* [Aim]
Using the entries that follow, collect the lines where the word "Life" appears.
====== Data to process
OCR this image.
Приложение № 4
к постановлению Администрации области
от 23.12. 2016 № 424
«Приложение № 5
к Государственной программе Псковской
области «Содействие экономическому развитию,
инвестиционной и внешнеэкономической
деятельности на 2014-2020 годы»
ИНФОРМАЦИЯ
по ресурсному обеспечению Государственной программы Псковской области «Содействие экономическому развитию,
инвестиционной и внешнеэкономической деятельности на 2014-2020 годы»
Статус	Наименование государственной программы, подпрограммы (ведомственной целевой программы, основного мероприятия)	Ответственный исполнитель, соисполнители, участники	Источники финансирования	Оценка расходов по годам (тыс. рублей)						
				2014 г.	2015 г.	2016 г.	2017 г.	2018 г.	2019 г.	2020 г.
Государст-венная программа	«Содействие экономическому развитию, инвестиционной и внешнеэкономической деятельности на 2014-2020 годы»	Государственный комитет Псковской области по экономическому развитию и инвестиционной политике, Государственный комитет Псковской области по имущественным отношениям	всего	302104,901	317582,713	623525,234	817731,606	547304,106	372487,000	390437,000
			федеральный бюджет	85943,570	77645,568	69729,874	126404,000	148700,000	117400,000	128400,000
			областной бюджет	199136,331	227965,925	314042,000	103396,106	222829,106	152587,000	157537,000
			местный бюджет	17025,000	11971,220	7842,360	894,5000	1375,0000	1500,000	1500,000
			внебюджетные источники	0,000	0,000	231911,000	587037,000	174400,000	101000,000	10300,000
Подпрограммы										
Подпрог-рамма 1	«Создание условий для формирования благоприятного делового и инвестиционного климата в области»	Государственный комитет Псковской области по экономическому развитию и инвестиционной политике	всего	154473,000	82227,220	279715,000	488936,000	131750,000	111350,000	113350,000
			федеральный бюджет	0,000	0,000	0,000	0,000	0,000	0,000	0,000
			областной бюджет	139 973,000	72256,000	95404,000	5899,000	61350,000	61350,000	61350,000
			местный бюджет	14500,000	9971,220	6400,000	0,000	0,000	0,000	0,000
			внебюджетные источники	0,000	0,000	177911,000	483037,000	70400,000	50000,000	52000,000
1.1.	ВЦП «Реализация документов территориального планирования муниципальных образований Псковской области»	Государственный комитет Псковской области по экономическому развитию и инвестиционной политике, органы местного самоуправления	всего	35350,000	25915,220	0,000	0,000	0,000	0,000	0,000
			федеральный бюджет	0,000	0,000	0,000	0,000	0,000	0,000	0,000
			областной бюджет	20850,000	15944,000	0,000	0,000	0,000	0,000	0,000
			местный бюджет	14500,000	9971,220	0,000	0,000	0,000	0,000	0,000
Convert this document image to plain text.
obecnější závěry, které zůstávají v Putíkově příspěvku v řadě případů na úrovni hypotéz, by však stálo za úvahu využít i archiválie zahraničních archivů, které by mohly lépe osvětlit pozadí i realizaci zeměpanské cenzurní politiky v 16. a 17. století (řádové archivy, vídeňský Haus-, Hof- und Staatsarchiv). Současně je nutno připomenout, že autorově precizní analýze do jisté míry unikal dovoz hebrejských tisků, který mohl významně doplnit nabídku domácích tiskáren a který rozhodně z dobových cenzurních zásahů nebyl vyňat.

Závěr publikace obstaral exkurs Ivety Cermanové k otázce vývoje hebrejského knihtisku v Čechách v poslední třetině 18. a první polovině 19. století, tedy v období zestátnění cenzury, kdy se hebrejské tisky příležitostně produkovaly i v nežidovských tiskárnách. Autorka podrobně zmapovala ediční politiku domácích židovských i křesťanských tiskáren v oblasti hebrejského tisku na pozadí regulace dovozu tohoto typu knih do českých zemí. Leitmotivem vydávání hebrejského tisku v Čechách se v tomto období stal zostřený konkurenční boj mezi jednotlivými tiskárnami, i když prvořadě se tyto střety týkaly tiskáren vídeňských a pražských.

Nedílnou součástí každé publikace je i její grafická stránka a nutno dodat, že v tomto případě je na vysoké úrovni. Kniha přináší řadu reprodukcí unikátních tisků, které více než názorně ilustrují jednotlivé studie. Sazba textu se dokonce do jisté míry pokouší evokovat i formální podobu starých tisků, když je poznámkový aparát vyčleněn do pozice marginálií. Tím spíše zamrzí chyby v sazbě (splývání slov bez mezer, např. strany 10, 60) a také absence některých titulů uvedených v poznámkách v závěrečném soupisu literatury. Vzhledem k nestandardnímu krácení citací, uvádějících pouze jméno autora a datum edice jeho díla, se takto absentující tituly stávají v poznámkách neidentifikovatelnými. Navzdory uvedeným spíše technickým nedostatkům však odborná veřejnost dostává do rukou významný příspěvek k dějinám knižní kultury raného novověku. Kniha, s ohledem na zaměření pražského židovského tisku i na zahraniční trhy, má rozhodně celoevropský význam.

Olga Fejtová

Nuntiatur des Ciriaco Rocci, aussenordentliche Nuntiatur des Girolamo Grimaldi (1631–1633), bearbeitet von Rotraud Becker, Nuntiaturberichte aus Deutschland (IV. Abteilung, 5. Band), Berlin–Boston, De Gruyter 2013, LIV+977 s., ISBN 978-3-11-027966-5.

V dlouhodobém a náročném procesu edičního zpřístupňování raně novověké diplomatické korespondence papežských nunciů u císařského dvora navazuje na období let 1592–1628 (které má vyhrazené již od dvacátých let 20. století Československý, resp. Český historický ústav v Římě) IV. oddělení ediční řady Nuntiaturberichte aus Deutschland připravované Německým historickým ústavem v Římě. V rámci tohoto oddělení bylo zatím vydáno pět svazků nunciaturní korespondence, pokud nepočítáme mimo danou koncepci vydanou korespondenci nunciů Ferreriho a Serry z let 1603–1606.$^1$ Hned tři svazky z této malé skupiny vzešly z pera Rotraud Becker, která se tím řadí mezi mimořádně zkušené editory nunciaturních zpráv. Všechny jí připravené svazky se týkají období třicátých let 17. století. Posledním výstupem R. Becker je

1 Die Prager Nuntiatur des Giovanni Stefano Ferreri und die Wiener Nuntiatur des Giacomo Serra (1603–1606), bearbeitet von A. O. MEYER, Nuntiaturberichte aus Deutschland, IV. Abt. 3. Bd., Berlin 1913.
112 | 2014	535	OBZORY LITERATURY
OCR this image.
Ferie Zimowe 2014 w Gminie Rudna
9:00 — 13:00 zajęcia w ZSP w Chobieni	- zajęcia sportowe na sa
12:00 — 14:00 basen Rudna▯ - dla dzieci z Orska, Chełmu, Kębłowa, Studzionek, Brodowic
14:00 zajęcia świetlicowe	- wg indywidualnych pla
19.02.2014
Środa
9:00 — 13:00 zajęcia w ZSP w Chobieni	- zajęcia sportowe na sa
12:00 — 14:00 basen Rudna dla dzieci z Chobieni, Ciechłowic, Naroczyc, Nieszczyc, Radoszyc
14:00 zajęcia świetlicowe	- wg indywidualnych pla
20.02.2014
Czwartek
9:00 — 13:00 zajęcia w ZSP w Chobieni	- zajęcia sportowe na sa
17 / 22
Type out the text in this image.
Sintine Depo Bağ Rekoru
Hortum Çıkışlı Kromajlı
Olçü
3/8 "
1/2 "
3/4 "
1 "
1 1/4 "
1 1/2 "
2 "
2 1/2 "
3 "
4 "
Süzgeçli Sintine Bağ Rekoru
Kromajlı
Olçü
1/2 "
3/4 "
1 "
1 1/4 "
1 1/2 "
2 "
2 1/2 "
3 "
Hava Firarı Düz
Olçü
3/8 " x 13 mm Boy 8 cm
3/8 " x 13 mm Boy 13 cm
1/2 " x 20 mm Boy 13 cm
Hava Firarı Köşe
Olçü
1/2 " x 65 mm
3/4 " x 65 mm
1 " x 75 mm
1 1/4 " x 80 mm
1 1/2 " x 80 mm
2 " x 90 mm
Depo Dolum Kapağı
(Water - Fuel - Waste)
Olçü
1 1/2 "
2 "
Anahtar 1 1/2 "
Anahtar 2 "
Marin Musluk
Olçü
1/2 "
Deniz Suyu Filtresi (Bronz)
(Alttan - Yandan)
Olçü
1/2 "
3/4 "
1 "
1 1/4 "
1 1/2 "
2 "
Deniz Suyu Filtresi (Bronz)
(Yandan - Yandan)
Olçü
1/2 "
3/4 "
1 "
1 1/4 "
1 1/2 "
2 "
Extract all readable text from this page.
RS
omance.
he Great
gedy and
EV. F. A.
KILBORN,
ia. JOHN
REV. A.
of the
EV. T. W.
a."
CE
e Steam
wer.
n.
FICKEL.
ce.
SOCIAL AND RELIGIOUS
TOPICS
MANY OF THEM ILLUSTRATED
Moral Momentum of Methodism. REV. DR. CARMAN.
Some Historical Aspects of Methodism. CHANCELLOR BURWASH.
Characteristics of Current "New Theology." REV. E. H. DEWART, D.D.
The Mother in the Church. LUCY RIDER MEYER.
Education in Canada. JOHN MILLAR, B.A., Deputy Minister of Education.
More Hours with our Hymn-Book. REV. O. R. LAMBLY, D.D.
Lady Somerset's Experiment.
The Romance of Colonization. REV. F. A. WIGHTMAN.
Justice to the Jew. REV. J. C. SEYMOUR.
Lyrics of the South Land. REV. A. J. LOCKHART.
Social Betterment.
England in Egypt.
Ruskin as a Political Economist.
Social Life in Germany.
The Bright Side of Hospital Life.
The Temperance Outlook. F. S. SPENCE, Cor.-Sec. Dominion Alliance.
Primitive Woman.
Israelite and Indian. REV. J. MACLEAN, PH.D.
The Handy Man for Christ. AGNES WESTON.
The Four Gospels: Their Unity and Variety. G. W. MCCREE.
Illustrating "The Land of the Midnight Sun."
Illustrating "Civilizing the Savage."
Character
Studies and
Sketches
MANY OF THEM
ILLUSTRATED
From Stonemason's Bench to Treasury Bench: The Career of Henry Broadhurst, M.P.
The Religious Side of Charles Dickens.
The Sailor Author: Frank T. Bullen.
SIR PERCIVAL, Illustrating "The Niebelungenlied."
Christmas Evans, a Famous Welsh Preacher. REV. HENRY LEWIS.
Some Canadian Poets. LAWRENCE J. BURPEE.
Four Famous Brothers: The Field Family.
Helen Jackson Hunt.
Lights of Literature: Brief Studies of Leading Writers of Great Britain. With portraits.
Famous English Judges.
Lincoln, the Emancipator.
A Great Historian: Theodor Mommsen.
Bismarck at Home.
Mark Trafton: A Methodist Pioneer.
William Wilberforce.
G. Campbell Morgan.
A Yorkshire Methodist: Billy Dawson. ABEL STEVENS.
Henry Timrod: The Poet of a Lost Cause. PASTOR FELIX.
============
* [Correct output]
Social Life in Germany.
The Bright Side of Hospital Life.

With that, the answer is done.